Copy every line of the material below word for word, but leave out the pictures.

— START OF GIVEN INFORMATION —

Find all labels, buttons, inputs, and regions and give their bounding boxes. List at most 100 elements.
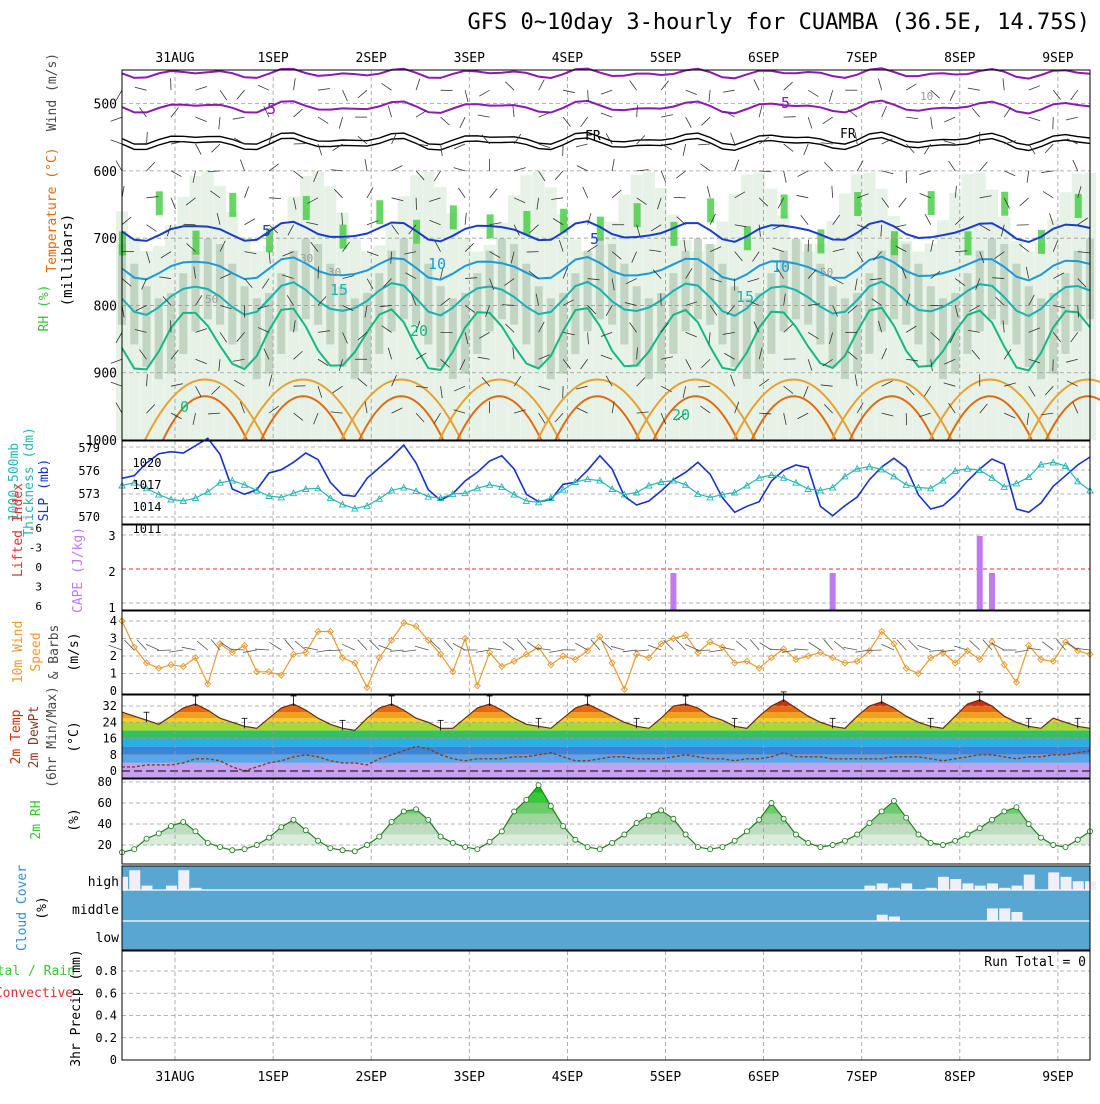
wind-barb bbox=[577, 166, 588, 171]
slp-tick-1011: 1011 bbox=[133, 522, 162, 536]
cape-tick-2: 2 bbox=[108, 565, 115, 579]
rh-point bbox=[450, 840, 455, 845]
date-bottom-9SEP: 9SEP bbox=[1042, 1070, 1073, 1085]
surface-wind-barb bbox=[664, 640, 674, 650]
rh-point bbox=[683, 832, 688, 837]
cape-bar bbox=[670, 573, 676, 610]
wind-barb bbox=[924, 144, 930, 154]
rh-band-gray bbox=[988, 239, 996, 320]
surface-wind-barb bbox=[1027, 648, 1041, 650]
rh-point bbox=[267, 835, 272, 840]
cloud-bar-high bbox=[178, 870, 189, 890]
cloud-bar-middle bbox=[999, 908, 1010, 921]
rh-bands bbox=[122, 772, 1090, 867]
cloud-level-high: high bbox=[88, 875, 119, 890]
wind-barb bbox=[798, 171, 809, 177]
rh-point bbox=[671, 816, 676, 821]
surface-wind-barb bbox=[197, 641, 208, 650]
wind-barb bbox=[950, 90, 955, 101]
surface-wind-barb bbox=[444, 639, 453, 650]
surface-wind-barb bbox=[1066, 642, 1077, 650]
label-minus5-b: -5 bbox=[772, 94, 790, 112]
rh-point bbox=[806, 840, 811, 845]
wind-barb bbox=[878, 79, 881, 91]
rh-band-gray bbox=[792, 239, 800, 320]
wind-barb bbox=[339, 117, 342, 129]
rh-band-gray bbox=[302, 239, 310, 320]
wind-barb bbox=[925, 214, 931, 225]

— END OF GIVEN INFORMATION —

» **FINAL RESULT**
Find all labels, buttons, inputs, and regions and give their bounding boxes. List at most 100 elements.
wind-barb bbox=[577, 166, 588, 171]
slp-tick-1011: 1011 bbox=[133, 522, 162, 536]
cape-tick-2: 2 bbox=[108, 565, 115, 579]
rh-point bbox=[450, 840, 455, 845]
date-bottom-9SEP: 9SEP bbox=[1042, 1070, 1073, 1085]
surface-wind-barb bbox=[664, 640, 674, 650]
rh-point bbox=[683, 832, 688, 837]
cape-bar bbox=[670, 573, 676, 610]
wind-barb bbox=[924, 144, 930, 154]
rh-band-gray bbox=[988, 239, 996, 320]
surface-wind-barb bbox=[1027, 648, 1041, 650]
rh-point bbox=[267, 835, 272, 840]
cloud-bar-high bbox=[178, 870, 189, 890]
cloud-bar-middle bbox=[999, 908, 1010, 921]
rh-bands bbox=[122, 772, 1090, 867]
cloud-level-high: high bbox=[88, 875, 119, 890]
wind-barb bbox=[798, 171, 809, 177]
rh-point bbox=[671, 816, 676, 821]
surface-wind-barb bbox=[197, 641, 208, 650]
wind-barb bbox=[950, 90, 955, 101]
surface-wind-barb bbox=[444, 639, 453, 650]
surface-wind-barb bbox=[1066, 642, 1077, 650]
label-minus5-b: -5 bbox=[772, 94, 790, 112]
rh-point bbox=[806, 840, 811, 845]
wind-barb bbox=[878, 79, 881, 91]
rh-band-gray bbox=[792, 239, 800, 320]
wind-barb bbox=[339, 117, 342, 129]
rh-band-gray bbox=[302, 239, 310, 320]
wind-barb bbox=[925, 214, 931, 225]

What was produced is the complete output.